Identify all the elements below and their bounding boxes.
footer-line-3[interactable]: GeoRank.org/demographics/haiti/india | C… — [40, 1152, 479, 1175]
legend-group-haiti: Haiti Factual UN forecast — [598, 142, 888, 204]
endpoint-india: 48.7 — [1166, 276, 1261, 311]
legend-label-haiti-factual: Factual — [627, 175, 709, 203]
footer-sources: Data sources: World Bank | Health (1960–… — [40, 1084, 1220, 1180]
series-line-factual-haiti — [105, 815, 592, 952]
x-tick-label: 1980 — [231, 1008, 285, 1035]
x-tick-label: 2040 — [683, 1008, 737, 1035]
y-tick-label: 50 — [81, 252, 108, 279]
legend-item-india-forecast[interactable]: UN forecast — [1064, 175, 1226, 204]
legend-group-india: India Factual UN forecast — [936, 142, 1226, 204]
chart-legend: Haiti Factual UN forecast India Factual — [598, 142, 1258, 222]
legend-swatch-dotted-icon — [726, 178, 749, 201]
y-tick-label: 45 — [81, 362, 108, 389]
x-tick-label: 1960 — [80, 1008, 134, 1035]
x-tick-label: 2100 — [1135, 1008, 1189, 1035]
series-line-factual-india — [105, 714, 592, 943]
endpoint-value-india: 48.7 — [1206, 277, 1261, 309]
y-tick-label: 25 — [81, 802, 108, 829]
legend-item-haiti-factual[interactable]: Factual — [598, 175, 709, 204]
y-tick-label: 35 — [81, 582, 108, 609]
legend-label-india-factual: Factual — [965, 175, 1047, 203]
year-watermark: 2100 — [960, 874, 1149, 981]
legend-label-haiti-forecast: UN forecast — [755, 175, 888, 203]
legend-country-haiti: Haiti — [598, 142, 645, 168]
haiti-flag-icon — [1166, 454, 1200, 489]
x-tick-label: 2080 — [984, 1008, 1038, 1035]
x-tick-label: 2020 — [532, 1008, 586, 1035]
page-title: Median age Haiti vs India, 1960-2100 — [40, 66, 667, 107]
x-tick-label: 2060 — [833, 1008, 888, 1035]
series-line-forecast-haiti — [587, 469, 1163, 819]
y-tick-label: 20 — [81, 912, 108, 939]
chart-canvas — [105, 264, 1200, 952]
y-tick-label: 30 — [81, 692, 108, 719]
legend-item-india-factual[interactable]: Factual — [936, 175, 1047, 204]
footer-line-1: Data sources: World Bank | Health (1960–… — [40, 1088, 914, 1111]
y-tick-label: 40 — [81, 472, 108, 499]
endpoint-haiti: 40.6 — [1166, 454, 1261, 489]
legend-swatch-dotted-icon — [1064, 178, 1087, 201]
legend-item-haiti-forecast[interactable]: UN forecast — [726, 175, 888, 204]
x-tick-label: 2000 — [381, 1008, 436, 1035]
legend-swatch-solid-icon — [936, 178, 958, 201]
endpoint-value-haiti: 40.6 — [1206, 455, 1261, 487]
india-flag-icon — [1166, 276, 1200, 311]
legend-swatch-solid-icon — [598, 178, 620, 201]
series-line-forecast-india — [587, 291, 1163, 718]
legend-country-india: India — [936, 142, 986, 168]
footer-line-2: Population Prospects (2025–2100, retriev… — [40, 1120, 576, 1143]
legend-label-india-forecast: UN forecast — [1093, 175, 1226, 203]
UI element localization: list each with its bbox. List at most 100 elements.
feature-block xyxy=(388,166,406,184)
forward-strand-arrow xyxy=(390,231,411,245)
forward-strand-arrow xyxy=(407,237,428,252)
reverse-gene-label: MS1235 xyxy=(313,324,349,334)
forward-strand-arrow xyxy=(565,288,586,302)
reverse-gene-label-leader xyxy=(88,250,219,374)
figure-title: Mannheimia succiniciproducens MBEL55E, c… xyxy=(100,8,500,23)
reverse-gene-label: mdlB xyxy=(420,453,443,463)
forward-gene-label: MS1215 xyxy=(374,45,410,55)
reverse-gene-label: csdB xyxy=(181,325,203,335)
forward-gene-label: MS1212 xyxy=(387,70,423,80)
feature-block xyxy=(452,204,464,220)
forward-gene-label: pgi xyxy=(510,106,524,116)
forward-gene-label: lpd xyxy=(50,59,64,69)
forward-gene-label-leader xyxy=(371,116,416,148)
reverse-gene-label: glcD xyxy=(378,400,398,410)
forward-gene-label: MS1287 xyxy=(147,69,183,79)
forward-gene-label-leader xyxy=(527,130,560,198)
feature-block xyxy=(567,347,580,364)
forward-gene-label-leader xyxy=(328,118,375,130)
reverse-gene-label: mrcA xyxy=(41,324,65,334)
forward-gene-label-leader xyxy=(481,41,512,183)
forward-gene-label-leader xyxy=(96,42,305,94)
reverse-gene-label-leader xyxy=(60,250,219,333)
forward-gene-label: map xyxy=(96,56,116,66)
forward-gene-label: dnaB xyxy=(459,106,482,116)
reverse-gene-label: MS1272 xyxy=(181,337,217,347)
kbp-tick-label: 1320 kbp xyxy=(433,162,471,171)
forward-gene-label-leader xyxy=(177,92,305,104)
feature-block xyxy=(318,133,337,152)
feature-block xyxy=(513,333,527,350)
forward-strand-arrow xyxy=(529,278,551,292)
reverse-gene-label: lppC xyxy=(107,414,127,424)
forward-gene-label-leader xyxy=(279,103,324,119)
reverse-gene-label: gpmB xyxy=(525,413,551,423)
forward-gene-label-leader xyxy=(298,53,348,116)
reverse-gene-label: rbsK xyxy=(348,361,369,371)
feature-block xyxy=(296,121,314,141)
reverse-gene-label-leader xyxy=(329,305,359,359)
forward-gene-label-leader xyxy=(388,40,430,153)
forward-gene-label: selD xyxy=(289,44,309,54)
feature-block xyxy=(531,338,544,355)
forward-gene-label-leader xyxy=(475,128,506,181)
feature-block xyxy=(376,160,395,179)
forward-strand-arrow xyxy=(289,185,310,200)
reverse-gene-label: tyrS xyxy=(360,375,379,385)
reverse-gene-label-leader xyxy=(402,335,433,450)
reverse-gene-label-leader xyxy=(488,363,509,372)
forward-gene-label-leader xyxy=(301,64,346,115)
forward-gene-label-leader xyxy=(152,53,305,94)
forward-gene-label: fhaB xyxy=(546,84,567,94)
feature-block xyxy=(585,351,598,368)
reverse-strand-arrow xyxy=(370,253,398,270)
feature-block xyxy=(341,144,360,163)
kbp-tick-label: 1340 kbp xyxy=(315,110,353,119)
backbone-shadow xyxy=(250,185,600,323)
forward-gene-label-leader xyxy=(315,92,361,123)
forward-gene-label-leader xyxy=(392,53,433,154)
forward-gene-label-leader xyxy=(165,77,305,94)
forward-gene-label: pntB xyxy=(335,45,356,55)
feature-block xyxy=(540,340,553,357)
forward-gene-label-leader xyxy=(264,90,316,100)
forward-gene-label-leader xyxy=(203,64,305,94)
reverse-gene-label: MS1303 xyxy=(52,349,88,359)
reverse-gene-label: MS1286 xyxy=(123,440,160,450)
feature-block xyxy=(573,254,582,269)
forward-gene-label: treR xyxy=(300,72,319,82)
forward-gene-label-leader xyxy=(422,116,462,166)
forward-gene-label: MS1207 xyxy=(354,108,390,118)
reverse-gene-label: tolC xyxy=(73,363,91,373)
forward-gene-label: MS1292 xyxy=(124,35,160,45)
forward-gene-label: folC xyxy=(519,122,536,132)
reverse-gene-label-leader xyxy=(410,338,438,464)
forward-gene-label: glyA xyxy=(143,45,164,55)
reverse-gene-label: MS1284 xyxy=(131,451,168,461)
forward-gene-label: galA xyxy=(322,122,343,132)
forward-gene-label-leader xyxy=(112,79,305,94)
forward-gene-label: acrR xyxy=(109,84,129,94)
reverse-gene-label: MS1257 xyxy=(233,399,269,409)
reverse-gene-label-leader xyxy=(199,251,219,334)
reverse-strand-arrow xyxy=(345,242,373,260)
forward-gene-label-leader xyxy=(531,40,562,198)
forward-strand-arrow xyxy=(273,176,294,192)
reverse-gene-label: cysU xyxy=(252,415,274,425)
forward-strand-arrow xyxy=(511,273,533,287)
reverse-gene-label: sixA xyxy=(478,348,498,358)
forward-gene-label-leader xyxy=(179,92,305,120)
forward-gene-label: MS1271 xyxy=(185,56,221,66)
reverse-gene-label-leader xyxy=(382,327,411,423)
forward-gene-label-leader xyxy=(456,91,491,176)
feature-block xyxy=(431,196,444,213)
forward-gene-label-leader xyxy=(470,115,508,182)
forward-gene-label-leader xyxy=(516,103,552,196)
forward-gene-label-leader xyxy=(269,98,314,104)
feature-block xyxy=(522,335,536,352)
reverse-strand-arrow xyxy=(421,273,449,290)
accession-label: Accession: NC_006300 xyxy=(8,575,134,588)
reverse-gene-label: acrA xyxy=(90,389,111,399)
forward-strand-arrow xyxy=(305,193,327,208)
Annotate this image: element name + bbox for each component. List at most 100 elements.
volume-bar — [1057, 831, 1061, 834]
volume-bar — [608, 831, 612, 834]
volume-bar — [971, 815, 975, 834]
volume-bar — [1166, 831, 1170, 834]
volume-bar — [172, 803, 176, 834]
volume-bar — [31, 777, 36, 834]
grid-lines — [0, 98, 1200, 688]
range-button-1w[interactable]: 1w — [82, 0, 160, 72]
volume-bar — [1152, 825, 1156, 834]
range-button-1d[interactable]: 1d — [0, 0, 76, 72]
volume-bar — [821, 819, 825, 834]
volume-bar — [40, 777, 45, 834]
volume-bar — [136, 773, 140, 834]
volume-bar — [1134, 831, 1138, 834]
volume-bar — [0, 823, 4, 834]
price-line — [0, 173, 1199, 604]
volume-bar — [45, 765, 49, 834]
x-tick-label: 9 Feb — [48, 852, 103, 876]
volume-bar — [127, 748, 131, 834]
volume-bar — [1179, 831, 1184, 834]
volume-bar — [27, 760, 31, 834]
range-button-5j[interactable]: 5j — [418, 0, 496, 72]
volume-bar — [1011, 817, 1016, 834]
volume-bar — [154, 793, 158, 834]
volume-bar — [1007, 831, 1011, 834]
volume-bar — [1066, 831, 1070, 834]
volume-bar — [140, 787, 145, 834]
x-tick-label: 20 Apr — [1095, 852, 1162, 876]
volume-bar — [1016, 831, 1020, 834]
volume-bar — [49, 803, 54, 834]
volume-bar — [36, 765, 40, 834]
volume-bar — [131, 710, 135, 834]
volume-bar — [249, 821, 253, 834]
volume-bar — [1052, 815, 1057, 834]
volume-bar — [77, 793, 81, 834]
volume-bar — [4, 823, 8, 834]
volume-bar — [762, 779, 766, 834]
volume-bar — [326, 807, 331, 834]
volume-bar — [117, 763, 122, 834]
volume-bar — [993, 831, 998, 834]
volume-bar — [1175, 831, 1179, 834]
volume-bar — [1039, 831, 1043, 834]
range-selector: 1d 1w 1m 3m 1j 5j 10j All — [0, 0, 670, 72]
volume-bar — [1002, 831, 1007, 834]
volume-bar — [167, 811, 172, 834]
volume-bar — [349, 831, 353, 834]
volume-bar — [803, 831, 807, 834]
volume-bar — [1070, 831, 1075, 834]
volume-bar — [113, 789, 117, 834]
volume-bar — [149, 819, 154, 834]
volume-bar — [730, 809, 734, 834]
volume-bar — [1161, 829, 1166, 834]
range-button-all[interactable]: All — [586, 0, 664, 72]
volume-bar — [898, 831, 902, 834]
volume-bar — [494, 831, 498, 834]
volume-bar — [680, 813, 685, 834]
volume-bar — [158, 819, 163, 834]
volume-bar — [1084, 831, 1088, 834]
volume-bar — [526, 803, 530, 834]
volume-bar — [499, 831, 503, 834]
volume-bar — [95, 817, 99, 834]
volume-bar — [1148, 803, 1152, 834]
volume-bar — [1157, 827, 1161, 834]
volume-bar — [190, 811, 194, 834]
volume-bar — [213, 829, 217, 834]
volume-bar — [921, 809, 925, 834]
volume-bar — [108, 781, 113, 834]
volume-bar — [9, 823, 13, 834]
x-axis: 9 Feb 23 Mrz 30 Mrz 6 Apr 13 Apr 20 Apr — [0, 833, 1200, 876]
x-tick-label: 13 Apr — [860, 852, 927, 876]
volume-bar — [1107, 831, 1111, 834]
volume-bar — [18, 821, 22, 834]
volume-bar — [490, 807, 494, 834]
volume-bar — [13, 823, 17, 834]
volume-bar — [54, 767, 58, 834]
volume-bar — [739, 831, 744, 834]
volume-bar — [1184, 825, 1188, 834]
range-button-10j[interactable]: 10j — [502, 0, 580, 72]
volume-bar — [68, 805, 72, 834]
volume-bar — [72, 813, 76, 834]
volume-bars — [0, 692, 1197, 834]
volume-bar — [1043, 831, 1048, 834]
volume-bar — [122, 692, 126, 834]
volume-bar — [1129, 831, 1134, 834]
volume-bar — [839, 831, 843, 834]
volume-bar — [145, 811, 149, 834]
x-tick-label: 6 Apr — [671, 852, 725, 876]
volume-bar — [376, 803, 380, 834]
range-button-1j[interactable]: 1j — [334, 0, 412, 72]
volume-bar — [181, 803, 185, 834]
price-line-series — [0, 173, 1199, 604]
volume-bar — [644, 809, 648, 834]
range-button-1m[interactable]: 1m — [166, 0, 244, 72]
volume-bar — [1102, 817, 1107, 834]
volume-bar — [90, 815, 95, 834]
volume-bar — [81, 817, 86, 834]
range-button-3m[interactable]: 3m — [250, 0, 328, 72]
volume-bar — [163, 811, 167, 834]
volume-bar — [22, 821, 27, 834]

################

## EXERCISE
Repeat everything from the first line above down to the line containing "x-tick-label: 2100 — [1135, 1008, 1189, 1035]", with both ends included and every line unchanged.

## ANSWER FOR THIS EXERCISE
Identify all the elements below and their bounding boxes.
footer-line-3[interactable]: GeoRank.org/demographics/haiti/india | C… — [40, 1152, 479, 1175]
legend-group-haiti: Haiti Factual UN forecast — [598, 142, 888, 204]
endpoint-india: 48.7 — [1166, 276, 1261, 311]
legend-label-haiti-factual: Factual — [627, 175, 709, 203]
footer-sources: Data sources: World Bank | Health (1960–… — [40, 1084, 1220, 1180]
series-line-factual-haiti — [105, 815, 592, 952]
x-tick-label: 1980 — [231, 1008, 285, 1035]
x-tick-label: 2040 — [683, 1008, 737, 1035]
y-tick-label: 50 — [81, 252, 108, 279]
legend-item-india-forecast[interactable]: UN forecast — [1064, 175, 1226, 204]
legend-group-india: India Factual UN forecast — [936, 142, 1226, 204]
chart-legend: Haiti Factual UN forecast India Factual — [598, 142, 1258, 222]
legend-swatch-dotted-icon — [726, 178, 749, 201]
y-tick-label: 45 — [81, 362, 108, 389]
x-tick-label: 1960 — [80, 1008, 134, 1035]
x-tick-label: 2100 — [1135, 1008, 1189, 1035]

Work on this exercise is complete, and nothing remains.